AIM OF THE TASK.
Transcribe the lines below verbatim, skipping the images.
== SUPPLIED DATA
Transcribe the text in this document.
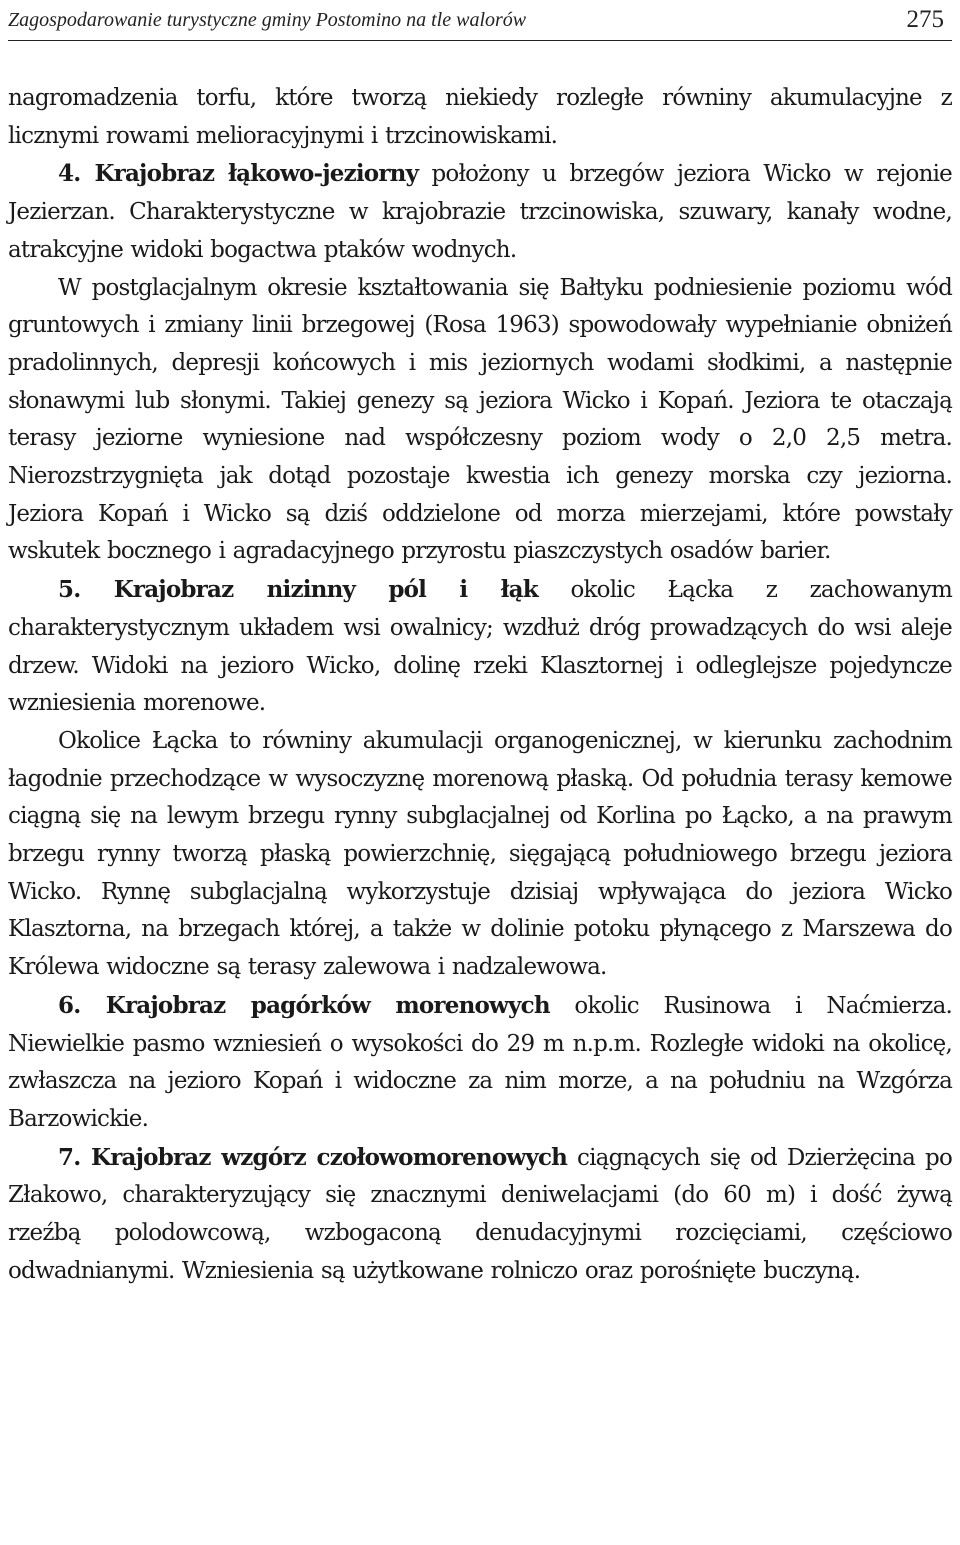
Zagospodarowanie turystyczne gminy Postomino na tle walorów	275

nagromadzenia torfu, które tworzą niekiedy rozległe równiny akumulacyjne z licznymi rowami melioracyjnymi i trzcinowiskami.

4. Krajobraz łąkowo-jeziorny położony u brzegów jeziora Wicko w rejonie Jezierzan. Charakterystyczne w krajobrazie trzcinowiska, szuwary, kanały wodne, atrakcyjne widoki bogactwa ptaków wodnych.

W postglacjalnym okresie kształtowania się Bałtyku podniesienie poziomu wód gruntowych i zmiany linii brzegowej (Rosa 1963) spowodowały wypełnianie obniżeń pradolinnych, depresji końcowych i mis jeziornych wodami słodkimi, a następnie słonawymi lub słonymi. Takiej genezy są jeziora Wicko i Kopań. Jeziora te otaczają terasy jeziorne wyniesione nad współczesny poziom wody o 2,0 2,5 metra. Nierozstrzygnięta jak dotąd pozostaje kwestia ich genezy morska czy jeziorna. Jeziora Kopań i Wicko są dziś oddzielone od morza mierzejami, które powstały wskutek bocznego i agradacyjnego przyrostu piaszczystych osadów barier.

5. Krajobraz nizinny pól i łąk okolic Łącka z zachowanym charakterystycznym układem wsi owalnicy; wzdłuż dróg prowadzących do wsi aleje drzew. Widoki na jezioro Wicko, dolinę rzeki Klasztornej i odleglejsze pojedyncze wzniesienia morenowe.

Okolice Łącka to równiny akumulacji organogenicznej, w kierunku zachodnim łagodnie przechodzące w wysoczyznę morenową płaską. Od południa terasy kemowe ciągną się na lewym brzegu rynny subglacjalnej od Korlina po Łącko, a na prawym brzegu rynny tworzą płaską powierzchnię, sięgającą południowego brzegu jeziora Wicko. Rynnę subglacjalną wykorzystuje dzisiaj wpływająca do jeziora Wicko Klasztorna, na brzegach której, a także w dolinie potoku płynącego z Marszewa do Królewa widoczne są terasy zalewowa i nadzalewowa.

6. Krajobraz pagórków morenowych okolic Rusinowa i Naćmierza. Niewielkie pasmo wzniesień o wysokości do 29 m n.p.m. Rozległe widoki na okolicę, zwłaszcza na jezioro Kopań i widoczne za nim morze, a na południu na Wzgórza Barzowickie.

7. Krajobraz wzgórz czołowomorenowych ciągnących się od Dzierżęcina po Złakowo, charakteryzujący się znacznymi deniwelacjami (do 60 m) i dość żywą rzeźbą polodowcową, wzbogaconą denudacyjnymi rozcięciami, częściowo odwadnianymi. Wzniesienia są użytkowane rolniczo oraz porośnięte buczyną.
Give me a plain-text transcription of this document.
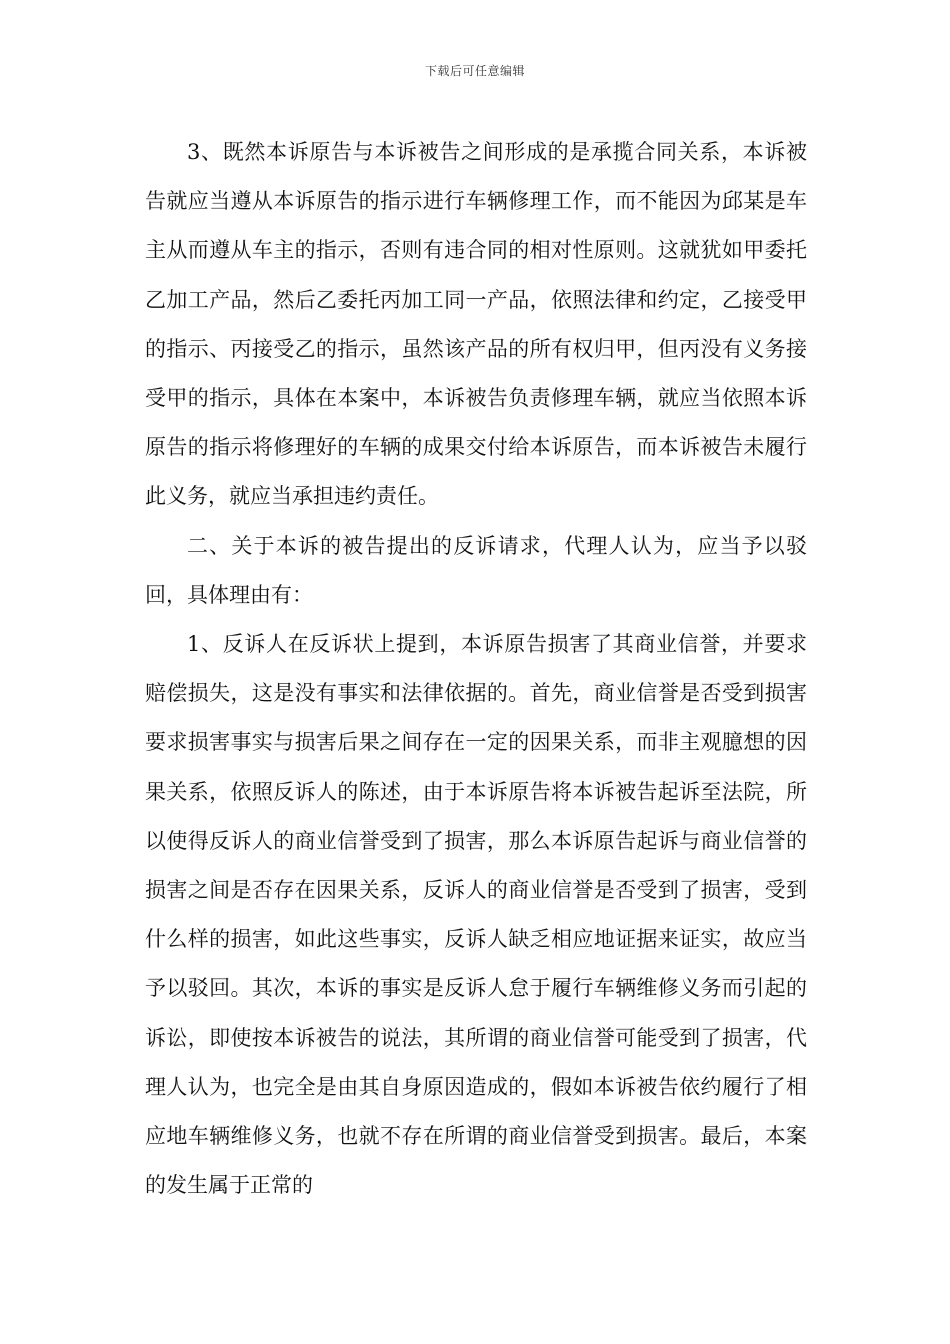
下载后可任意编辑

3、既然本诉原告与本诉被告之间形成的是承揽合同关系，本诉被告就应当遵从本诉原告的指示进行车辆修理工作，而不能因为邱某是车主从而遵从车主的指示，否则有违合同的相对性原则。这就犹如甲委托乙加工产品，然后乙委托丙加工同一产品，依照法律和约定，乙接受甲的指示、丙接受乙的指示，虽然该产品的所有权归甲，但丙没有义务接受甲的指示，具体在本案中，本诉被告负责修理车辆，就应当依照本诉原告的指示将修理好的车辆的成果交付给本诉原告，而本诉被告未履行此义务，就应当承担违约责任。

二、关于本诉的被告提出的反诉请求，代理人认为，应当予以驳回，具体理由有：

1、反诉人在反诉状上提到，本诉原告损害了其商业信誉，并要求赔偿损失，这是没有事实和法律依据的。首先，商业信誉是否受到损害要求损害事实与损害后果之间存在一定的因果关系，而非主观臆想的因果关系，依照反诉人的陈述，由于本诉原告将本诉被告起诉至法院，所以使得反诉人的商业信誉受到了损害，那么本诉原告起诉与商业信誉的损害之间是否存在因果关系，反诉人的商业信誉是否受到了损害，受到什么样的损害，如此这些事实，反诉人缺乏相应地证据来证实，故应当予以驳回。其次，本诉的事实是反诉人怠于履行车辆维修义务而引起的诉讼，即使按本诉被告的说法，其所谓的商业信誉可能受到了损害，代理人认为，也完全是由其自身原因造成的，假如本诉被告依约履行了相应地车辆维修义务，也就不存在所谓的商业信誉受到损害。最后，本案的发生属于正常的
====
FINAL ANSWER.
Transcribe the text in this document.
Zagospodarowanie turystyczne gminy Postomino na tle walorów	275

nagromadzenia torfu, które tworzą niekiedy rozległe równiny akumulacyjne z licznymi rowami melioracyjnymi i trzcinowiskami.

4. Krajobraz łąkowo-jeziorny położony u brzegów jeziora Wicko w rejonie Jezierzan. Charakterystyczne w krajobrazie trzcinowiska, szuwary, kanały wodne, atrakcyjne widoki bogactwa ptaków wodnych.

W postglacjalnym okresie kształtowania się Bałtyku podniesienie poziomu wód gruntowych i zmiany linii brzegowej (Rosa 1963) spowodowały wypełnianie obniżeń pradolinnych, depresji końcowych i mis jeziornych wodami słodkimi, a następnie słonawymi lub słonymi. Takiej genezy są jeziora Wicko i Kopań. Jeziora te otaczają terasy jeziorne wyniesione nad współczesny poziom wody o 2,0 2,5 metra. Nierozstrzygnięta jak dotąd pozostaje kwestia ich genezy morska czy jeziorna. Jeziora Kopań i Wicko są dziś oddzielone od morza mierzejami, które powstały wskutek bocznego i agradacyjnego przyrostu piaszczystych osadów barier.

5. Krajobraz nizinny pól i łąk okolic Łącka z zachowanym charakterystycznym układem wsi owalnicy; wzdłuż dróg prowadzących do wsi aleje drzew. Widoki na jezioro Wicko, dolinę rzeki Klasztornej i odleglejsze pojedyncze wzniesienia morenowe.

Okolice Łącka to równiny akumulacji organogenicznej, w kierunku zachodnim łagodnie przechodzące w wysoczyznę morenową płaską. Od południa terasy kemowe ciągną się na lewym brzegu rynny subglacjalnej od Korlina po Łącko, a na prawym brzegu rynny tworzą płaską powierzchnię, sięgającą południowego brzegu jeziora Wicko. Rynnę subglacjalną wykorzystuje dzisiaj wpływająca do jeziora Wicko Klasztorna, na brzegach której, a także w dolinie potoku płynącego z Marszewa do Królewa widoczne są terasy zalewowa i nadzalewowa.

6. Krajobraz pagórków morenowych okolic Rusinowa i Naćmierza. Niewielkie pasmo wzniesień o wysokości do 29 m n.p.m. Rozległe widoki na okolicę, zwłaszcza na jezioro Kopań i widoczne za nim morze, a na południu na Wzgórza Barzowickie.

7. Krajobraz wzgórz czołowomorenowych ciągnących się od Dzierżęcina po Złakowo, charakteryzujący się znacznymi deniwelacjami (do 60 m) i dość żywą rzeźbą polodowcową, wzbogaconą denudacyjnymi rozcięciami, częściowo odwadnianymi. Wzniesienia są użytkowane rolniczo oraz porośnięte buczyną.
Give me a plain-text transcription of this document.
下载后可任意编辑

3、既然本诉原告与本诉被告之间形成的是承揽合同关系，本诉被告就应当遵从本诉原告的指示进行车辆修理工作，而不能因为邱某是车主从而遵从车主的指示，否则有违合同的相对性原则。这就犹如甲委托乙加工产品，然后乙委托丙加工同一产品，依照法律和约定，乙接受甲的指示、丙接受乙的指示，虽然该产品的所有权归甲，但丙没有义务接受甲的指示，具体在本案中，本诉被告负责修理车辆，就应当依照本诉原告的指示将修理好的车辆的成果交付给本诉原告，而本诉被告未履行此义务，就应当承担违约责任。

二、关于本诉的被告提出的反诉请求，代理人认为，应当予以驳回，具体理由有：

1、反诉人在反诉状上提到，本诉原告损害了其商业信誉，并要求赔偿损失，这是没有事实和法律依据的。首先，商业信誉是否受到损害要求损害事实与损害后果之间存在一定的因果关系，而非主观臆想的因果关系，依照反诉人的陈述，由于本诉原告将本诉被告起诉至法院，所以使得反诉人的商业信誉受到了损害，那么本诉原告起诉与商业信誉的损害之间是否存在因果关系，反诉人的商业信誉是否受到了损害，受到什么样的损害，如此这些事实，反诉人缺乏相应地证据来证实，故应当予以驳回。其次，本诉的事实是反诉人怠于履行车辆维修义务而引起的诉讼，即使按本诉被告的说法，其所谓的商业信誉可能受到了损害，代理人认为，也完全是由其自身原因造成的，假如本诉被告依约履行了相应地车辆维修义务，也就不存在所谓的商业信誉受到损害。最后，本案的发生属于正常的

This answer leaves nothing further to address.